=== Records provided ===

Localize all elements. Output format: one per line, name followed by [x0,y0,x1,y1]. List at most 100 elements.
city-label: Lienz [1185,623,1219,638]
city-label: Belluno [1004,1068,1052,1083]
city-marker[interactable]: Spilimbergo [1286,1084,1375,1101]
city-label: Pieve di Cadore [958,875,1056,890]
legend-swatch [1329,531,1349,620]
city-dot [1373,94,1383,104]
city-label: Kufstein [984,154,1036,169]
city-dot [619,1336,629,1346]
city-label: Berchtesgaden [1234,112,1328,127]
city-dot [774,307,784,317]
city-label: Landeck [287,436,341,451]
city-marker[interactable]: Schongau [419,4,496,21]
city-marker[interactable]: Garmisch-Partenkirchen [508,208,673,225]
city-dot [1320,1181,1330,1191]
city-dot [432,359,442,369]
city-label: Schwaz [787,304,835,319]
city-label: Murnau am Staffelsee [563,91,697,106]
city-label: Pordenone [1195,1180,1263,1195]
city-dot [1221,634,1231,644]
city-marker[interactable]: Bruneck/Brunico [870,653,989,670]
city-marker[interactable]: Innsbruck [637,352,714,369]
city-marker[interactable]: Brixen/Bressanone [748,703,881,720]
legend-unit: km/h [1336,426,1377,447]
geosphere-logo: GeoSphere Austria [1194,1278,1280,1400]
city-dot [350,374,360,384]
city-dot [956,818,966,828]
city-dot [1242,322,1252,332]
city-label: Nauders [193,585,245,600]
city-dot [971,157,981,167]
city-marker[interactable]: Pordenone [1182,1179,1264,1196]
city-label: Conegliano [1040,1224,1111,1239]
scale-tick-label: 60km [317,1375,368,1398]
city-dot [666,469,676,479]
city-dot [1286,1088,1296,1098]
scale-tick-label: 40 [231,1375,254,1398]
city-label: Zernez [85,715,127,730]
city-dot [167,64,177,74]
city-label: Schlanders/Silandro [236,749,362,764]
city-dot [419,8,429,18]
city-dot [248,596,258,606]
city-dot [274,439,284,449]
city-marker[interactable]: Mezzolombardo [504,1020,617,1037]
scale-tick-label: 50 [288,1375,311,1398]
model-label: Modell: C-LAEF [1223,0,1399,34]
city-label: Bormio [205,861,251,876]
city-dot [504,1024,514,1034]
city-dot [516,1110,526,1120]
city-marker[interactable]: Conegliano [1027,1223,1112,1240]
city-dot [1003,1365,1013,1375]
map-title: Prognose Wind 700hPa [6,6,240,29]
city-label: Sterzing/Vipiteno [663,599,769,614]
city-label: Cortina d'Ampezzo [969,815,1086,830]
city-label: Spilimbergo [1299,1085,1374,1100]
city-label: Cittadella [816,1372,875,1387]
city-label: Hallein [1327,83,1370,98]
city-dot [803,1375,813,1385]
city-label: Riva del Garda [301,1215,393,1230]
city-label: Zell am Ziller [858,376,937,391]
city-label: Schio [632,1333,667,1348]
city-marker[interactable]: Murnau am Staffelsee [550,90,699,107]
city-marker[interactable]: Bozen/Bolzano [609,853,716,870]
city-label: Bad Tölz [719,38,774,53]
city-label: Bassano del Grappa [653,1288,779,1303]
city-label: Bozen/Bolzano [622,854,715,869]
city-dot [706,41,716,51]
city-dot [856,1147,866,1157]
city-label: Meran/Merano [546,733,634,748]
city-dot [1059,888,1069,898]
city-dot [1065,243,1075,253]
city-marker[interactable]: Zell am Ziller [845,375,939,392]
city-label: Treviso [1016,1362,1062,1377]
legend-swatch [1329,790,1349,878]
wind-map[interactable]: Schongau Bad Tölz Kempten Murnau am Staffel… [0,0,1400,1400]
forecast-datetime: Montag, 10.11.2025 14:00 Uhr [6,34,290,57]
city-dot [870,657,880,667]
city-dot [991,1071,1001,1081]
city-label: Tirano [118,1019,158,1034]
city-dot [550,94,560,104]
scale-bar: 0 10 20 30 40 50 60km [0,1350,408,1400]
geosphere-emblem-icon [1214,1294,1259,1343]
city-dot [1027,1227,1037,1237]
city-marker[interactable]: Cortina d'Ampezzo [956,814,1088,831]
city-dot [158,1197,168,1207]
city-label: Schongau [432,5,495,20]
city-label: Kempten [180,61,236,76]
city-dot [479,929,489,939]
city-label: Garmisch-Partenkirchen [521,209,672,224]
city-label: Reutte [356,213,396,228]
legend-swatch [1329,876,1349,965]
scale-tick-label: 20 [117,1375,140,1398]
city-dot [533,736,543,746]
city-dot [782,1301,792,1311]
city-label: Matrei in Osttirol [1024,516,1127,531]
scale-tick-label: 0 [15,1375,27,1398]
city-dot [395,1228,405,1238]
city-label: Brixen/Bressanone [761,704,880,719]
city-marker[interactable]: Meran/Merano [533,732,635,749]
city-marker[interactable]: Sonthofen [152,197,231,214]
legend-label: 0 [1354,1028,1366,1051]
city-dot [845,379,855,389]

=== Written problem ===
Quote the lines of the listing above from its start through the line that contains "city-marker[interactable]: Schongau [419,4,496,21]", inclusive.

=== Result below ===
Localize all elements. Output format: one per line, name followed by [x0,y0,x1,y1]. List at most 100 elements.
city-label: Lienz [1185,623,1219,638]
city-label: Belluno [1004,1068,1052,1083]
city-marker[interactable]: Spilimbergo [1286,1084,1375,1101]
city-label: Pieve di Cadore [958,875,1056,890]
legend-swatch [1329,531,1349,620]
city-dot [1373,94,1383,104]
city-label: Kufstein [984,154,1036,169]
city-dot [619,1336,629,1346]
city-label: Berchtesgaden [1234,112,1328,127]
city-dot [774,307,784,317]
city-label: Landeck [287,436,341,451]
city-marker[interactable]: Schongau [419,4,496,21]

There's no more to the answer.